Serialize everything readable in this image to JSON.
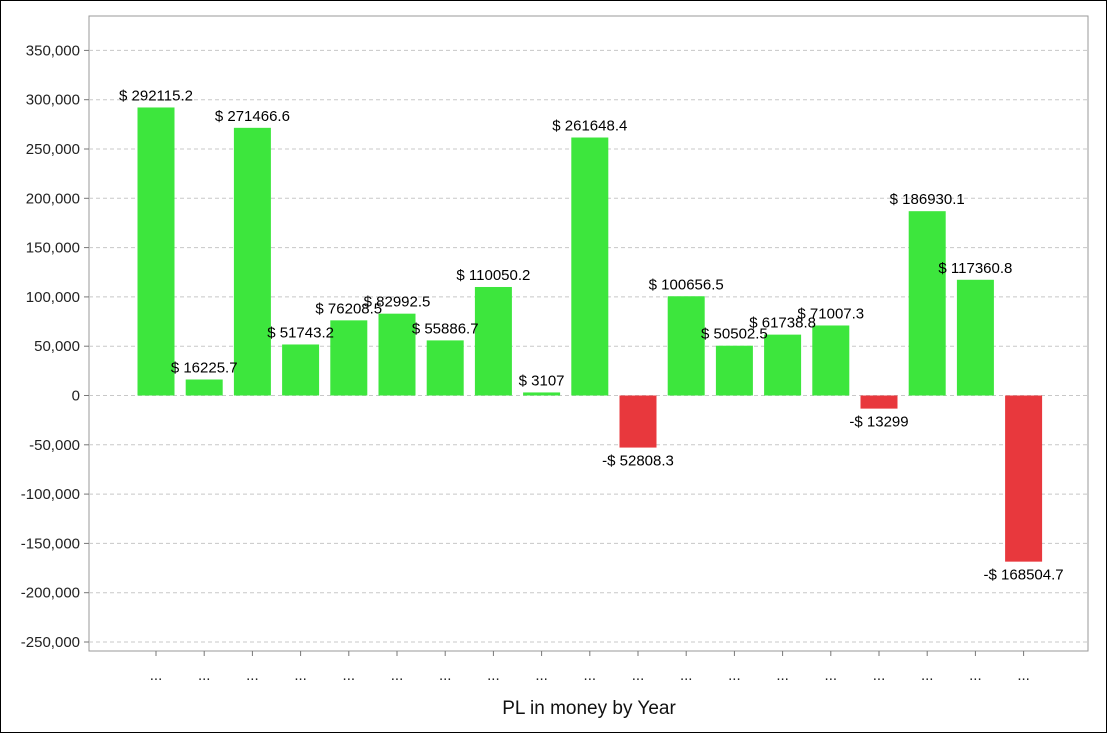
{
  "chart_data": {
    "type": "bar",
    "xlabel": "PL in money by Year",
    "ylim": [
      -260000,
      355000
    ],
    "yticks": [
      350000,
      300000,
      250000,
      200000,
      150000,
      100000,
      50000,
      0,
      -50000,
      -100000,
      -150000,
      -200000,
      -250000
    ],
    "ytick_labels": [
      "350,000",
      "300,000",
      "250,000",
      "200,000",
      "150,000",
      "100,000",
      "50,000",
      "0",
      "-50,000",
      "-100,000",
      "-150,000",
      "-200,000",
      "-250,000"
    ],
    "grid": true,
    "categories": [
      "...",
      "...",
      "...",
      "...",
      "...",
      "...",
      "...",
      "...",
      "...",
      "...",
      "...",
      "...",
      "...",
      "...",
      "...",
      "...",
      "...",
      "...",
      "..."
    ],
    "values": [
      292115.2,
      16225.7,
      271466.6,
      51743.2,
      76208.5,
      82992.5,
      55886.7,
      110050.2,
      3107,
      261648.4,
      -52808.3,
      100656.5,
      50502.5,
      61738.8,
      71007.3,
      -13299,
      186930.1,
      117360.8,
      -168504.7
    ],
    "data_labels": [
      "$ 292115.2",
      "$ 16225.7",
      "$ 271466.6",
      "$ 51743.2",
      "$ 76208.5",
      "$ 82992.5",
      "$ 55886.7",
      "$ 110050.2",
      "$ 3107",
      "$ 261648.4",
      "-$ 52808.3",
      "$ 100656.5",
      "$ 50502.5",
      "$ 61738.8",
      "$ 71007.3",
      "-$ 13299",
      "$ 186930.1",
      "$ 117360.8",
      "-$ 168504.7"
    ],
    "colors": {
      "positive": "#3de63d",
      "negative": "#e8383d"
    }
  }
}
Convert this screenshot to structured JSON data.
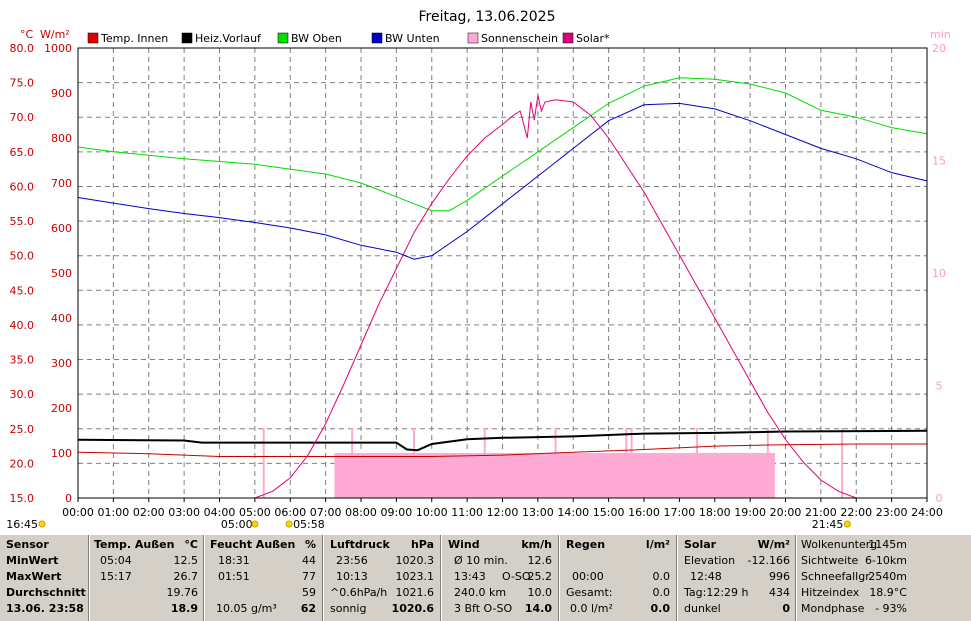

☆ ☆ ☆

AIM:
Without the images, write out each line of the data verbatim.

REPLY:
Serialize everything readable in this image to JSON.
{
  "chart_data": {
    "type": "bar",
    "xlabel": "PL in money by Year",
    "ylim": [
      -260000,
      355000
    ],
    "yticks": [
      350000,
      300000,
      250000,
      200000,
      150000,
      100000,
      50000,
      0,
      -50000,
      -100000,
      -150000,
      -200000,
      -250000
    ],
    "ytick_labels": [
      "350,000",
      "300,000",
      "250,000",
      "200,000",
      "150,000",
      "100,000",
      "50,000",
      "0",
      "-50,000",
      "-100,000",
      "-150,000",
      "-200,000",
      "-250,000"
    ],
    "grid": true,
    "categories": [
      "...",
      "...",
      "...",
      "...",
      "...",
      "...",
      "...",
      "...",
      "...",
      "...",
      "...",
      "...",
      "...",
      "...",
      "...",
      "...",
      "...",
      "...",
      "..."
    ],
    "values": [
      292115.2,
      16225.7,
      271466.6,
      51743.2,
      76208.5,
      82992.5,
      55886.7,
      110050.2,
      3107,
      261648.4,
      -52808.3,
      100656.5,
      50502.5,
      61738.8,
      71007.3,
      -13299,
      186930.1,
      117360.8,
      -168504.7
    ],
    "data_labels": [
      "$ 292115.2",
      "$ 16225.7",
      "$ 271466.6",
      "$ 51743.2",
      "$ 76208.5",
      "$ 82992.5",
      "$ 55886.7",
      "$ 110050.2",
      "$ 3107",
      "$ 261648.4",
      "-$ 52808.3",
      "$ 100656.5",
      "$ 50502.5",
      "$ 61738.8",
      "$ 71007.3",
      "-$ 13299",
      "$ 186930.1",
      "$ 117360.8",
      "-$ 168504.7"
    ],
    "colors": {
      "positive": "#3de63d",
      "negative": "#e8383d"
    }
  }
}
Convert this screenshot to structured JSON data.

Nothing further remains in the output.